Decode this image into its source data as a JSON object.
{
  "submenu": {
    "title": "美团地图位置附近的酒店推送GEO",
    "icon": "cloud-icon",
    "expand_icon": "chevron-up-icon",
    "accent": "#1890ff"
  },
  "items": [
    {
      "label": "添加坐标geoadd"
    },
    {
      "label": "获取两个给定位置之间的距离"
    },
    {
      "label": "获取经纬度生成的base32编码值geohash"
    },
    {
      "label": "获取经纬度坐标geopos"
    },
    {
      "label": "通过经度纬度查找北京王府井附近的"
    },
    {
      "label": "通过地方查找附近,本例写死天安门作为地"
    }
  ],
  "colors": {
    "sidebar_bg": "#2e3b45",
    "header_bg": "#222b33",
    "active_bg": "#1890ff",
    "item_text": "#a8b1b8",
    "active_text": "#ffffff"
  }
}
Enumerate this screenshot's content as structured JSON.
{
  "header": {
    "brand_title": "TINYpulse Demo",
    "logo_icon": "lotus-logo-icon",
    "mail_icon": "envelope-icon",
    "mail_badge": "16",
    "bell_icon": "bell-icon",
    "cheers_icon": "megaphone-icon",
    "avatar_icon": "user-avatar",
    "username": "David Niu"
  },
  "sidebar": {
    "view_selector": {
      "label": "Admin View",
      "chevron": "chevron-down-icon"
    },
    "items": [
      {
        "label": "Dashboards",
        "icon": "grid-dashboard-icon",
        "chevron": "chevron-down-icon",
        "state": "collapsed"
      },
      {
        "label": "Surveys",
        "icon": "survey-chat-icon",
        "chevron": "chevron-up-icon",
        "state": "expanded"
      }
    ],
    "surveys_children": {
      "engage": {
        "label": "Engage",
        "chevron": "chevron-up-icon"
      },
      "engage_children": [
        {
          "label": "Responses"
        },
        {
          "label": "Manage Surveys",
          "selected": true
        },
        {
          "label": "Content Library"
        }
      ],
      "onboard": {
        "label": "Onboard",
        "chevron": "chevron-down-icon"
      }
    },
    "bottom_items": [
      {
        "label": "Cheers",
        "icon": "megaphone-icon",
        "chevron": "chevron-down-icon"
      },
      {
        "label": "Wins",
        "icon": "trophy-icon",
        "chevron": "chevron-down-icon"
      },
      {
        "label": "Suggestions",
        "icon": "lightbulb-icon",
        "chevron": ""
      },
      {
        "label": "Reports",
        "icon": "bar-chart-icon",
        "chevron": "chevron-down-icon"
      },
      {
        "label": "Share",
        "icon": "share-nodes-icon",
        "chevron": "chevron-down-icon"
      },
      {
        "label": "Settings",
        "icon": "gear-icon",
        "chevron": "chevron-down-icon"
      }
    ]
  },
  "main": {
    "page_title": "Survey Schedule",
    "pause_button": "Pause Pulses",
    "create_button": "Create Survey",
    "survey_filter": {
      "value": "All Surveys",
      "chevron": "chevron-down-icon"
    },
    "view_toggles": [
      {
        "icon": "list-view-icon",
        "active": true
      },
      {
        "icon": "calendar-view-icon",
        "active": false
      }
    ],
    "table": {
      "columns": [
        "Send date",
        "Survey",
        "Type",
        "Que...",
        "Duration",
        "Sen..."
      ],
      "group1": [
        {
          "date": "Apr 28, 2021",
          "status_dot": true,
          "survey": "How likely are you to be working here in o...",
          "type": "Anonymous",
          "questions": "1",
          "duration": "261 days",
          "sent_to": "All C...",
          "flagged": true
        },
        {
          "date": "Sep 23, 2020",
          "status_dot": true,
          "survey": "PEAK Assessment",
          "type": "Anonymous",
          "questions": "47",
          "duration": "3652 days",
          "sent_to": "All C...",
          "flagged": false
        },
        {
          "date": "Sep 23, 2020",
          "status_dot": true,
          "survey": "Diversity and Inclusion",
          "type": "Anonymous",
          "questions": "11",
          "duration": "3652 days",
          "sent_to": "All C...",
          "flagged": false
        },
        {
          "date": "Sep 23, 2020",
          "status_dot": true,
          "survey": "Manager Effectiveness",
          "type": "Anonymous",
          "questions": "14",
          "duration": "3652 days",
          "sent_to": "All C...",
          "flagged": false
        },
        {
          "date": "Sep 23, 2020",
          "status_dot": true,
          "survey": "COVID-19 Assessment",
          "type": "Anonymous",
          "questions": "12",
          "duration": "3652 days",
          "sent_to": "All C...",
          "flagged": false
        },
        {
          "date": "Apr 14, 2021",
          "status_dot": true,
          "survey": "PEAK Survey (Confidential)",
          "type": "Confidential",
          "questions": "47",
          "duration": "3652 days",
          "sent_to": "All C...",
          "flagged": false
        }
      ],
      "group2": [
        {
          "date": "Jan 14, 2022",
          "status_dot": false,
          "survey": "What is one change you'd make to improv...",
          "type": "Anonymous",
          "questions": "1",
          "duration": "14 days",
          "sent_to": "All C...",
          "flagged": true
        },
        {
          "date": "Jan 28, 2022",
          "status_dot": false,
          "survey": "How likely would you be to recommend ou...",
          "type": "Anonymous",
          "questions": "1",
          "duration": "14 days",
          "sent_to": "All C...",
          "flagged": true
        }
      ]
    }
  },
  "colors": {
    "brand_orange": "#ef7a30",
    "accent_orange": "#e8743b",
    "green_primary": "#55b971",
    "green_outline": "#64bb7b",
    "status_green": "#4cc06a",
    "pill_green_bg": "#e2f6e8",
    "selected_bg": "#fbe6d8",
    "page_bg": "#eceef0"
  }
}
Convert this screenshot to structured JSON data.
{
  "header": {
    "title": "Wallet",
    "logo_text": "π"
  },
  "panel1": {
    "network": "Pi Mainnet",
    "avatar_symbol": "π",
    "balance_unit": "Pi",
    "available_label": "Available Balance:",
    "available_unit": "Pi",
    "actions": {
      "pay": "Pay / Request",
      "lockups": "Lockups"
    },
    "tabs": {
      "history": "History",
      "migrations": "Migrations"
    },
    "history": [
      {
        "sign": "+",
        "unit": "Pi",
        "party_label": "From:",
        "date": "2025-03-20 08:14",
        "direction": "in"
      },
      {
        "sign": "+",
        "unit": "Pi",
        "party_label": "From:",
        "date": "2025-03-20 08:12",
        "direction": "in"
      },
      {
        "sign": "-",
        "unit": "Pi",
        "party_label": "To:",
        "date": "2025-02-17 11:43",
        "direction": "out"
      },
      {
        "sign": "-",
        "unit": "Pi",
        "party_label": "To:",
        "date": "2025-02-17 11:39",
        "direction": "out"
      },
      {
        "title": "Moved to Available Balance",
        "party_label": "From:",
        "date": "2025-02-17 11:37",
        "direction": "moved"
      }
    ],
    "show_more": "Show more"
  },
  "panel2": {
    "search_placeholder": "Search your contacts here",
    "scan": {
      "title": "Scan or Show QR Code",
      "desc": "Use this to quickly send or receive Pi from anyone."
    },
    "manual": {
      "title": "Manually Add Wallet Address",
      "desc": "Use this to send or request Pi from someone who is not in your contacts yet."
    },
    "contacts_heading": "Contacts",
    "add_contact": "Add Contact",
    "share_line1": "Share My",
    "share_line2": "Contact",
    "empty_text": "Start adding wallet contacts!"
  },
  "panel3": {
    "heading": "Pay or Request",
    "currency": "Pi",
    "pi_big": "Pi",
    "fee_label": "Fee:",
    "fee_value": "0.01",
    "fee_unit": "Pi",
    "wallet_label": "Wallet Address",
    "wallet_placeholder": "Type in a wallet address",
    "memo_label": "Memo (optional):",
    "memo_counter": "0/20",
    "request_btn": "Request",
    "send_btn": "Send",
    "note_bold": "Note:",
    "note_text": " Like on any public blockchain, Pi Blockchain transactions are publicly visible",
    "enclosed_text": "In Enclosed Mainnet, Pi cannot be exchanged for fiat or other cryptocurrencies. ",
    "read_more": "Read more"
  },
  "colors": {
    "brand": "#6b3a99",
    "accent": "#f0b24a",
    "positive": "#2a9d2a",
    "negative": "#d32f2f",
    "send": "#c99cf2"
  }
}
■ ■ ■ ■ ■
Your task is to gather every line with the word "data" and copy it.

*FINAL RESULT*:
Decode this image into its source data as a JSON object.
Convert this screenshot to structured JSON data.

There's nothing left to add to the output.